Aim of the task:
Each entry in the listing below should be restated word for word.

***** Task material *****

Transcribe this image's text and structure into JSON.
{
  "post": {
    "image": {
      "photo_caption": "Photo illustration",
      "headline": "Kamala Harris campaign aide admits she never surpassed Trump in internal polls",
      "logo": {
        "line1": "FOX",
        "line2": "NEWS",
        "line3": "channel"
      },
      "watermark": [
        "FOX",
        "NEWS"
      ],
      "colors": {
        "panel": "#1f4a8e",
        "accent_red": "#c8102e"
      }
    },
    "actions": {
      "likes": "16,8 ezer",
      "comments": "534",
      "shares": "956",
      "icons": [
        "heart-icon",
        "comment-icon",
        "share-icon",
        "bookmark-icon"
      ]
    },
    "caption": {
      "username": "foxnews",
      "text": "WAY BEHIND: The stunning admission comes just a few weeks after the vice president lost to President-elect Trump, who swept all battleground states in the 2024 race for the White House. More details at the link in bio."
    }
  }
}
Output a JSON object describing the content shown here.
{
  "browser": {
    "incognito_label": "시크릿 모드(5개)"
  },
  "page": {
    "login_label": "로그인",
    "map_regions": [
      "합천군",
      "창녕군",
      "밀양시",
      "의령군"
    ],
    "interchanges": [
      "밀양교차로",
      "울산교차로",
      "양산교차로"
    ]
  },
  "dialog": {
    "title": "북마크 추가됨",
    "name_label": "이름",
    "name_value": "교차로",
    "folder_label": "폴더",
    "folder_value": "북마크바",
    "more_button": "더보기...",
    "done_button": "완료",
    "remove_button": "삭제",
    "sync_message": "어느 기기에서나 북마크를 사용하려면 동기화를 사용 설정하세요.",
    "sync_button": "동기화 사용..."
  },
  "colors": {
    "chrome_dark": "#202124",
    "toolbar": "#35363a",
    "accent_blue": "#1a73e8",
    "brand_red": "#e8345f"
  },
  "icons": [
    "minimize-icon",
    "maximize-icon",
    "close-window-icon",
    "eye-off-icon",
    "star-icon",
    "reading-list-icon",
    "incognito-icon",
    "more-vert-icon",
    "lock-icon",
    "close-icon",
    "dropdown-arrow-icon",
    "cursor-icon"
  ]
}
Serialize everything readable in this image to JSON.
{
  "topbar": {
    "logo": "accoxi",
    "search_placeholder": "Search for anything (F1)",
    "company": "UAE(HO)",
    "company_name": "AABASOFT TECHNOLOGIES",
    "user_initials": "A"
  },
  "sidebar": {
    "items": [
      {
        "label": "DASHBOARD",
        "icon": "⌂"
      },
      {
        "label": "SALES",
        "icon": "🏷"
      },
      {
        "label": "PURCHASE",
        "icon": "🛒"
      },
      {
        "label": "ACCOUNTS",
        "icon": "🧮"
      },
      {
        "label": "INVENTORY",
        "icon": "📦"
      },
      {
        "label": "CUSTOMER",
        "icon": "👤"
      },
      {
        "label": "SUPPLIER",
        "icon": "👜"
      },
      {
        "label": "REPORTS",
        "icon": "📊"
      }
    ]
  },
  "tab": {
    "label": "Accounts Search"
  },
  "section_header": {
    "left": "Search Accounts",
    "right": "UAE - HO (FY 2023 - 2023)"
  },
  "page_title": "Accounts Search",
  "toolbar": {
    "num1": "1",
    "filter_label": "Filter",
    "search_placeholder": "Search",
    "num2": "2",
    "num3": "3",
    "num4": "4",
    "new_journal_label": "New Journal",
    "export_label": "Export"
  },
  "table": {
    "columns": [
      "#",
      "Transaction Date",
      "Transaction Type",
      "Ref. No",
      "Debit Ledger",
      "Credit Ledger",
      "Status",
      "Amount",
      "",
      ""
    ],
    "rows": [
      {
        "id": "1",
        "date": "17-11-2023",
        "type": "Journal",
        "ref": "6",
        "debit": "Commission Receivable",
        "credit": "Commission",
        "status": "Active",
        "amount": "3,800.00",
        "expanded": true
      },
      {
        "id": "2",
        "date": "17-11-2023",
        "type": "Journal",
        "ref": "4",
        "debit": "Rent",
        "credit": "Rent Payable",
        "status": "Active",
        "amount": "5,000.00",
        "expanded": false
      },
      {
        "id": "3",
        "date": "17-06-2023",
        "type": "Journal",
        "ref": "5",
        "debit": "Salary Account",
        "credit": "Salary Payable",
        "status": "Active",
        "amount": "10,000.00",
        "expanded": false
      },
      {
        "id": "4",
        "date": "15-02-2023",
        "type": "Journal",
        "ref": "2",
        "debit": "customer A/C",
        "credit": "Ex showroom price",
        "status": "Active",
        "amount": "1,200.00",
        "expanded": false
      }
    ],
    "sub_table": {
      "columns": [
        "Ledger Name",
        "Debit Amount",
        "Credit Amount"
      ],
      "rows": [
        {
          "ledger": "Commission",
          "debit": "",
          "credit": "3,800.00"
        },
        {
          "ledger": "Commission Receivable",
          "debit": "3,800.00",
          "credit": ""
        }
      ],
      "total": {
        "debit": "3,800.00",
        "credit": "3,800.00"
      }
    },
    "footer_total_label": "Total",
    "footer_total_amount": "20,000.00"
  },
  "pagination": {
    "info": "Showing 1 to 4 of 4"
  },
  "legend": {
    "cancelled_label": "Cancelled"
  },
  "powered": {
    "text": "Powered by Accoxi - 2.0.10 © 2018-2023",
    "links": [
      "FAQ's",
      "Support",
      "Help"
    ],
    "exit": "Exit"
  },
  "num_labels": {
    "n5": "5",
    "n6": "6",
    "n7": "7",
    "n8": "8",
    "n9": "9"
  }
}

*****

Output:
Transcribe this image's text and structure into JSON.
{
  "post": {
    "image": {
      "photo_caption": "Photo illustration",
      "headline": "Kamala Harris campaign aide admits she never surpassed Trump in internal polls",
      "logo": {
        "line1": "FOX",
        "line2": "NEWS",
        "line3": "channel"
      },
      "watermark": [
        "FOX",
        "NEWS"
      ],
      "colors": {
        "panel": "#1f4a8e",
        "accent_red": "#c8102e"
      }
    },
    "actions": {
      "likes": "16,8 ezer",
      "comments": "534",
      "shares": "956",
      "icons": [
        "heart-icon",
        "comment-icon",
        "share-icon",
        "bookmark-icon"
      ]
    },
    "caption": {
      "username": "foxnews",
      "text": "WAY BEHIND: The stunning admission comes just a few weeks after the vice president lost to President-elect Trump, who swept all battleground states in the 2024 race for the White House. More details at the link in bio."
    }
  }
}
Output a JSON object describing the content shown here.
{
  "browser": {
    "incognito_label": "시크릿 모드(5개)"
  },
  "page": {
    "login_label": "로그인",
    "map_regions": [
      "합천군",
      "창녕군",
      "밀양시",
      "의령군"
    ],
    "interchanges": [
      "밀양교차로",
      "울산교차로",
      "양산교차로"
    ]
  },
  "dialog": {
    "title": "북마크 추가됨",
    "name_label": "이름",
    "name_value": "교차로",
    "folder_label": "폴더",
    "folder_value": "북마크바",
    "more_button": "더보기...",
    "done_button": "완료",
    "remove_button": "삭제",
    "sync_message": "어느 기기에서나 북마크를 사용하려면 동기화를 사용 설정하세요.",
    "sync_button": "동기화 사용..."
  },
  "colors": {
    "chrome_dark": "#202124",
    "toolbar": "#35363a",
    "accent_blue": "#1a73e8",
    "brand_red": "#e8345f"
  },
  "icons": [
    "minimize-icon",
    "maximize-icon",
    "close-window-icon",
    "eye-off-icon",
    "star-icon",
    "reading-list-icon",
    "incognito-icon",
    "more-vert-icon",
    "lock-icon",
    "close-icon",
    "dropdown-arrow-icon",
    "cursor-icon"
  ]
}
Serialize everything readable in this image to JSON.
{
  "topbar": {
    "logo": "accoxi",
    "search_placeholder": "Search for anything (F1)",
    "company": "UAE(HO)",
    "company_name": "AABASOFT TECHNOLOGIES",
    "user_initials": "A"
  },
  "sidebar": {
    "items": [
      {
        "label": "DASHBOARD",
        "icon": "⌂"
      },
      {
        "label": "SALES",
        "icon": "🏷"
      },
      {
        "label": "PURCHASE",
        "icon": "🛒"
      },
      {
        "label": "ACCOUNTS",
        "icon": "🧮"
      },
      {
        "label": "INVENTORY",
        "icon": "📦"
      },
      {
        "label": "CUSTOMER",
        "icon": "👤"
      },
      {
        "label": "SUPPLIER",
        "icon": "👜"
      },
      {
        "label": "REPORTS",
        "icon": "📊"
      }
    ]
  },
  "tab": {
    "label": "Accounts Search"
  },
  "section_header": {
    "left": "Search Accounts",
    "right": "UAE - HO (FY 2023 - 2023)"
  },
  "page_title": "Accounts Search",
  "toolbar": {
    "num1": "1",
    "filter_label": "Filter",
    "search_placeholder": "Search",
    "num2": "2",
    "num3": "3",
    "num4": "4",
    "new_journal_label": "New Journal",
    "export_label": "Export"
  },
  "table": {
    "columns": [
      "#",
      "Transaction Date",
      "Transaction Type",
      "Ref. No",
      "Debit Ledger",
      "Credit Ledger",
      "Status",
      "Amount",
      "",
      ""
    ],
    "rows": [
      {
        "id": "1",
        "date": "17-11-2023",
        "type": "Journal",
        "ref": "6",
        "debit": "Commission Receivable",
        "credit": "Commission",
        "status": "Active",
        "amount": "3,800.00",
        "expanded": true
      },
      {
        "id": "2",
        "date": "17-11-2023",
        "type": "Journal",
        "ref": "4",
        "debit": "Rent",
        "credit": "Rent Payable",
        "status": "Active",
        "amount": "5,000.00",
        "expanded": false
      },
      {
        "id": "3",
        "date": "17-06-2023",
        "type": "Journal",
        "ref": "5",
        "debit": "Salary Account",
        "credit": "Salary Payable",
        "status": "Active",
        "amount": "10,000.00",
        "expanded": false
      },
      {
        "id": "4",
        "date": "15-02-2023",
        "type": "Journal",
        "ref": "2",
        "debit": "customer A/C",
        "credit": "Ex showroom price",
        "status": "Active",
        "amount": "1,200.00",
        "expanded": false
      }
    ],
    "sub_table": {
      "columns": [
        "Ledger Name",
        "Debit Amount",
        "Credit Amount"
      ],
      "rows": [
        {
          "ledger": "Commission",
          "debit": "",
          "credit": "3,800.00"
        },
        {
          "ledger": "Commission Receivable",
          "debit": "3,800.00",
          "credit": ""
        }
      ],
      "total": {
        "debit": "3,800.00",
        "credit": "3,800.00"
      }
    },
    "footer_total_label": "Total",
    "footer_total_amount": "20,000.00"
  },
  "pagination": {
    "info": "Showing 1 to 4 of 4"
  },
  "legend": {
    "cancelled_label": "Cancelled"
  },
  "powered": {
    "text": "Powered by Accoxi - 2.0.10 © 2018-2023",
    "links": [
      "FAQ's",
      "Support",
      "Help"
    ],
    "exit": "Exit"
  },
  "num_labels": {
    "n5": "5",
    "n6": "6",
    "n7": "7",
    "n8": "8",
    "n9": "9"
  }
}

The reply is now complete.